*WORK TO BE COMPLETED:* Convert the portion of the data that begins with the line containing "Decompose this screenshot" and ends with the line containing "- Point: [146, 627, 169, 641]", both included, into a Markdown table with the columns Row and Line, omitting any blank lines.

------ INPUT RECORDS ------

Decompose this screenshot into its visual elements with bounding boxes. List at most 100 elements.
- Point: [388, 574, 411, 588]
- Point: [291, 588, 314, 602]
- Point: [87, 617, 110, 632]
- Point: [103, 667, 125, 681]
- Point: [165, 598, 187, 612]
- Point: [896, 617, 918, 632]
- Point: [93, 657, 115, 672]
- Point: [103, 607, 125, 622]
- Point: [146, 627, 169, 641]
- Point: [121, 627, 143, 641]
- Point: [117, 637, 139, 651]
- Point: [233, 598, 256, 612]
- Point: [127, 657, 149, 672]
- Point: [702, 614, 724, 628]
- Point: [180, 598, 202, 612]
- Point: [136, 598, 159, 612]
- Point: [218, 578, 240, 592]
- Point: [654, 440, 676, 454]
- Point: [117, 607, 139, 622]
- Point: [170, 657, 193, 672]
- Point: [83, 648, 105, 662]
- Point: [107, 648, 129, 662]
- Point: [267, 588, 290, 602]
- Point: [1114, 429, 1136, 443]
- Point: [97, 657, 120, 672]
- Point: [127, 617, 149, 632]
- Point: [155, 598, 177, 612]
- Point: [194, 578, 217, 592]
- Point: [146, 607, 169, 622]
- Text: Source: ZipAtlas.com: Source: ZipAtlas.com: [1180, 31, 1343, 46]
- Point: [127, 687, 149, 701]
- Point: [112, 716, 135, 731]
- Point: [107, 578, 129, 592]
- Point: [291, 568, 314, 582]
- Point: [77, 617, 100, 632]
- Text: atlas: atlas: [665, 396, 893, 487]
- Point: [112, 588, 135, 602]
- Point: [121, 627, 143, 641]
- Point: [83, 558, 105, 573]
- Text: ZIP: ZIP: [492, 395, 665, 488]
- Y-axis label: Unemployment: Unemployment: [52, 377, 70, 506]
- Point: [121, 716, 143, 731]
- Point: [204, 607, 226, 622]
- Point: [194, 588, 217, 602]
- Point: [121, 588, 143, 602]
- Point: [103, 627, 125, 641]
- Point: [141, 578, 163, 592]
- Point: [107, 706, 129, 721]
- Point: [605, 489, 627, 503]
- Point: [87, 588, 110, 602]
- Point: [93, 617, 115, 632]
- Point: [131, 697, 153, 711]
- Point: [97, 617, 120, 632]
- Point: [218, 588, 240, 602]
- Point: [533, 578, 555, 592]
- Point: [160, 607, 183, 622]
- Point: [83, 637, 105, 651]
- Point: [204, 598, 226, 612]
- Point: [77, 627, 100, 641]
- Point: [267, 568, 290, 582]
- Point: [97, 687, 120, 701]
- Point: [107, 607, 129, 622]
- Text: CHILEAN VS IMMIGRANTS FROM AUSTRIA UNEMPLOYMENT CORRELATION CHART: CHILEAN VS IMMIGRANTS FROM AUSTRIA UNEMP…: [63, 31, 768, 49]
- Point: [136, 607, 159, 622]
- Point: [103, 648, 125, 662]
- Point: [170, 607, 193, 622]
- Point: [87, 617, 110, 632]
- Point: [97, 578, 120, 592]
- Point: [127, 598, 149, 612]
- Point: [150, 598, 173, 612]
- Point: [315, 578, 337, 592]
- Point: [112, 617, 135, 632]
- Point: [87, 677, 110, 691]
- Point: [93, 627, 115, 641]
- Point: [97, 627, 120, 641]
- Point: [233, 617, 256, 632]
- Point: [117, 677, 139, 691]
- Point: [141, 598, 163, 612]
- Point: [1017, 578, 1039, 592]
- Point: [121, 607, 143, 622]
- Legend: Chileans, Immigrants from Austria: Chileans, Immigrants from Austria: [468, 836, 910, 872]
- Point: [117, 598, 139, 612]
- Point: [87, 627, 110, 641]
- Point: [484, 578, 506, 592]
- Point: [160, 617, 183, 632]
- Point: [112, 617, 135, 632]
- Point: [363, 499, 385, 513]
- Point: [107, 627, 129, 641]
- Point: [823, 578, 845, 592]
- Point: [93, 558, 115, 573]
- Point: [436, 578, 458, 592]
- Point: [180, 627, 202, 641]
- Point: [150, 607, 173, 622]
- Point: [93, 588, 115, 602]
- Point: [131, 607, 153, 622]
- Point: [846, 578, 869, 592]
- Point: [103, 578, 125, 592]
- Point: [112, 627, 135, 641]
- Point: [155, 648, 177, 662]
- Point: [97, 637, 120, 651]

------
------ INPUT RECORDS ------

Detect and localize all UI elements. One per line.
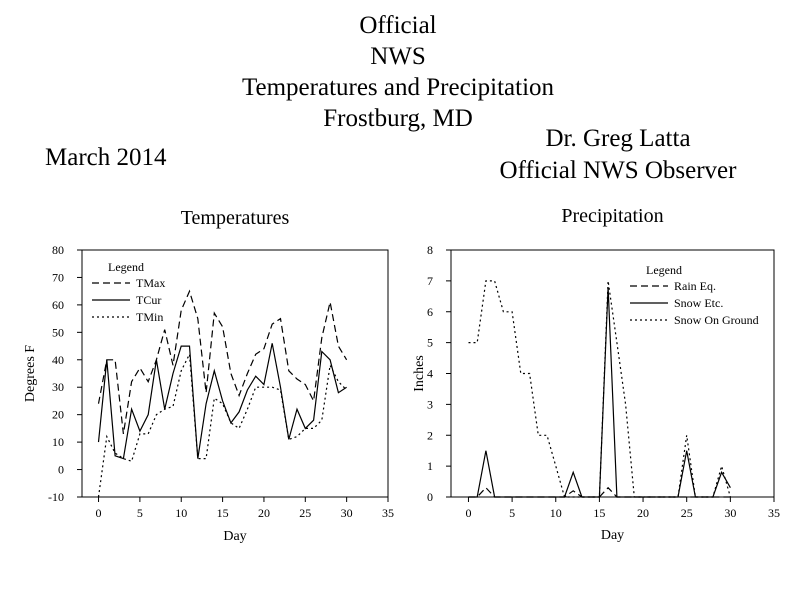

------

*TASK RESPONSE:*
| Row | Line |
|---|---|
| 1 | Decompose this screenshot into its visual elements with bounding boxes. List at most 100 elements. |
| 2 | - Point: [388, 574, 411, 588] |
| 3 | - Point: [291, 588, 314, 602] |
| 4 | - Point: [87, 617, 110, 632] |
| 5 | - Point: [103, 667, 125, 681] |
| 6 | - Point: [165, 598, 187, 612] |
| 7 | - Point: [896, 617, 918, 632] |
| 8 | - Point: [93, 657, 115, 672] |
| 9 | - Point: [103, 607, 125, 622] |
| 10 | - Point: [146, 627, 169, 641] |